Short task a:
Reproduce the stored rows verbatim, from the first row through the line containing "text: Limitless_Guy, Apr".

--- Start of Page excerpt ---

Soak in the milk for at least 3 or 4 hours and then rinse with cold water.
Mix your favorite seasonings with 1/2 cup of flour and then coat the liver in the seasoned flour.
In a large skillet over medium heat cook sliced onions in butter or bacon grease for about 4 minutes.
Add the sliced liver and fry until brown, turning once. I like my liver to have just a touch of pink in it.
Serve with mashed potatoes:


They say beaver liver tastes like goose liver. They must mean domestic goose liver because this beaver liver did not taste anything like wild goose liver. And I was expecting beaver liver to have some willow flavor but it did not. It was mild tasting with no disagreeable flavors or odors:


Milder than deer or elk liver, if you're a liver fan I'd give this a try.
.


----------



## wyogoob

*fried beaver liver*

Here's a picture for those of you, like *GaryFish, *that aren't big fans of liver.

Liver is the big dark thing on the left:


----------



## wyogoob

*Oh boy, fried beaver liver for breakfast*

Leftover liver n onions with eggs for breakfast...Life is good.


Eyegottago, busier than a beaver today.

.


----------



## 2full

Ya, I like liver too. ;-)


----------



## 35whelen

I served roadkilled beaver at a work barbeque. no idea what i was doing. just threw hind quarter in crockpot n used my wife's French dip recipe. everyone ate it knowing what it was and where it came from. they said they enjoyed it and politely kept their judgment of my character to themselves. i thought meat was a little dry. smelled like willow when i was quartering it. wish i had had this info at the time


----------



## wyogoob

35whelen said:


> I served roadkilled beaver at a work barbeque. no idea what i was doing. just threw hind quarter in crockpot n used my wife's French dip recipe. everyone ate it knowing what it was and where it came from. they said they enjoyed it and politely kept their judgment of my character to themselves. i thought meat was a little dry. smelled like willow when i was quartering it. wish i had had this info at the time


Neat. You can definitely smell the willow in a beaver.


----------



## Critter

wyogoob said:


> Neat. You can definitely smell the willow in a beaver.


I can hear it now, "eat a beaver burger and call me in the morning"


----------



## wyogoob

*Rutabaga Beaver*

Haven't had any beaver in awhile? Gawd, I'm with ya there.

It's Fall, hunting season, time to use any rutabagas that are in the fruit cellar and eat that beaver that's been in the deep freeze all these months....uh...you know what I'm mean, make room for this year's elk meat. So here we go, Rutabaga Beaver.

Ingredients:


2 lbs - beaver, cut up
2 lbs - rutabagas, sliced 1/4"
 1 cup - pearl onions
 2 cups - milk
 1 cup - flour
 salt n pepper to taste
 3 - garlic cloves, minced
 1/2 cup - bacon grease
 fresh parsley
 > Cut the beaver into serving size pieces. Trim off any fat. Here's a hind leg, a front leg and one-half of the back:


> Soak the meat in a bowl of lightly salted milk for 2 or 3 hours, overnight would be OK too. 
> Coat the beaver with seasoned flour and then brown in bacon grease. Reserve any leftover grease.

--- End of Page excerpt ---
--- Start of Material provided ---

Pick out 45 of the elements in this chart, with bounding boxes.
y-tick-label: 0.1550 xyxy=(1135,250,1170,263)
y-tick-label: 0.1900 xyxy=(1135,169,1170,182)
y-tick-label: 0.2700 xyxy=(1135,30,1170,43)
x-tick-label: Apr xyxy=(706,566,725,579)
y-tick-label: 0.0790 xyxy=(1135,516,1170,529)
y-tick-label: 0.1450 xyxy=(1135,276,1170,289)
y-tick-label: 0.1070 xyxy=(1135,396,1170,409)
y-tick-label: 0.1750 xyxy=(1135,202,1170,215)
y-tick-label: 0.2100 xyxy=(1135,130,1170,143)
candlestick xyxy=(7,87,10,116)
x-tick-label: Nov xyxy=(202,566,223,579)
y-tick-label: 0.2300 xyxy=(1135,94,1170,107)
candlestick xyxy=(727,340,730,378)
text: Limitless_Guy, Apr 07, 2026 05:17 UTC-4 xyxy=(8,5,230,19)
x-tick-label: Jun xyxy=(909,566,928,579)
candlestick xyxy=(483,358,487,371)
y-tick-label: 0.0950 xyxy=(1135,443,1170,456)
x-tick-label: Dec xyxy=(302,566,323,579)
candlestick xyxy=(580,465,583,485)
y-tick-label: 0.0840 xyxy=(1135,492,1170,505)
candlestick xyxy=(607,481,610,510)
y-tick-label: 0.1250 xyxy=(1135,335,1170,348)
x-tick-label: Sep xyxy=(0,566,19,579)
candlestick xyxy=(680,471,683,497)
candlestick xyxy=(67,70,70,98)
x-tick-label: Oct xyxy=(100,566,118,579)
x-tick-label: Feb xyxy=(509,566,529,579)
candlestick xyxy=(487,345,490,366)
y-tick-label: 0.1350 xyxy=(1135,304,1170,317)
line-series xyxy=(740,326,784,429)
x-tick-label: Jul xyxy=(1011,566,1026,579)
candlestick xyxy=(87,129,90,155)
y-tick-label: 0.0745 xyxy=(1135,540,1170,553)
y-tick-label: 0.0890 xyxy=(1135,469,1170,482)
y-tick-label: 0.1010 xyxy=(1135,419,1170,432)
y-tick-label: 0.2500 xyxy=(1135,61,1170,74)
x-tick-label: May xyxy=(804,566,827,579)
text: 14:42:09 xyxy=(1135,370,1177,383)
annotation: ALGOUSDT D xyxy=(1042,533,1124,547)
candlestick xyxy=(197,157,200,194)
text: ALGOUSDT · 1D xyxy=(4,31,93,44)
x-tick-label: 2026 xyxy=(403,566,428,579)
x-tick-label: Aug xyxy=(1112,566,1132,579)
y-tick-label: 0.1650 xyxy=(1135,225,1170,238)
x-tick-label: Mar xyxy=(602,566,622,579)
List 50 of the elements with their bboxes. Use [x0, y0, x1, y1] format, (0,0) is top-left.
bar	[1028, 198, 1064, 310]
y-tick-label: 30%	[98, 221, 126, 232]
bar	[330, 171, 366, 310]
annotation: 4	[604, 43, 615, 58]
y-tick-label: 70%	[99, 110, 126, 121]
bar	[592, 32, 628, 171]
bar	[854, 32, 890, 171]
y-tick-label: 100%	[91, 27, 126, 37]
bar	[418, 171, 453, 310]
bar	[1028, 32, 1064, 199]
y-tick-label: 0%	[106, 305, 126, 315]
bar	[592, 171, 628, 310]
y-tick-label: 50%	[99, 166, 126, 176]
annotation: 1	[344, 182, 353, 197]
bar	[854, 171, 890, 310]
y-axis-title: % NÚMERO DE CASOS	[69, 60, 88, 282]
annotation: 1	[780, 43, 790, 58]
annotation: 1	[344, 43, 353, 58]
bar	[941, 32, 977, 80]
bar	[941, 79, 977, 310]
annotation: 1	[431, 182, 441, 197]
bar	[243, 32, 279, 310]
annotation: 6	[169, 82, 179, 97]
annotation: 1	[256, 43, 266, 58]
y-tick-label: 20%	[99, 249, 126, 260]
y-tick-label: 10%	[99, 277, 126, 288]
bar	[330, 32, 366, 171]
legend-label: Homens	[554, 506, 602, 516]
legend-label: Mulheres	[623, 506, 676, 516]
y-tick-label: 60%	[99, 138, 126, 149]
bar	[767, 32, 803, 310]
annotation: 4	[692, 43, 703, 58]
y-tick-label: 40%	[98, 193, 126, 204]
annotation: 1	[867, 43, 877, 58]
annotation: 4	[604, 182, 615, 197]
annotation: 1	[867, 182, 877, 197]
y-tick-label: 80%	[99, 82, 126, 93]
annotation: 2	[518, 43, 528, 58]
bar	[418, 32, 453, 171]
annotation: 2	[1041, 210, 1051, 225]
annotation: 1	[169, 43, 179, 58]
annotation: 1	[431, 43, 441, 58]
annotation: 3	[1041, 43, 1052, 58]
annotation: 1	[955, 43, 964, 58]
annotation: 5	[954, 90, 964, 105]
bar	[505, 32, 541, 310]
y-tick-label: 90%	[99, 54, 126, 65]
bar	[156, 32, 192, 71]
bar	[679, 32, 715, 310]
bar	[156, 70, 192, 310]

--- End of Material provided ---

Short task b:
Check each statement against the beaver liver thread and answer yes or no, quoting the words that decide it: (i) The liver soaks in milk for at least 3 or 4 hours before being rinsed. (ii) The beaver liver tasted like wild goose liver. (iii) The Rutabaga Beaver ingredient list calls for 2 cups of milk.

Right answer a:
Pick out 45 of the elements in this chart, with bounding boxes.
y-tick-label: 0.1550 xyxy=(1135,250,1170,263)
y-tick-label: 0.1900 xyxy=(1135,169,1170,182)
y-tick-label: 0.2700 xyxy=(1135,30,1170,43)
x-tick-label: Apr xyxy=(706,566,725,579)
y-tick-label: 0.0790 xyxy=(1135,516,1170,529)
y-tick-label: 0.1450 xyxy=(1135,276,1170,289)
y-tick-label: 0.1070 xyxy=(1135,396,1170,409)
y-tick-label: 0.1750 xyxy=(1135,202,1170,215)
y-tick-label: 0.2100 xyxy=(1135,130,1170,143)
candlestick xyxy=(7,87,10,116)
x-tick-label: Nov xyxy=(202,566,223,579)
y-tick-label: 0.2300 xyxy=(1135,94,1170,107)
candlestick xyxy=(727,340,730,378)
text: Limitless_Guy, Apr 07, 2026 05:17 UTC-4 xyxy=(8,5,230,19)

Right answer b:
(i) Yes: "Soak in the milk for at least 3 or 4 hours and then rinse with cold water."
(ii) No: "this beaver liver did not taste anything like wild goose liver."
(iii) Yes: "2 cups - milk"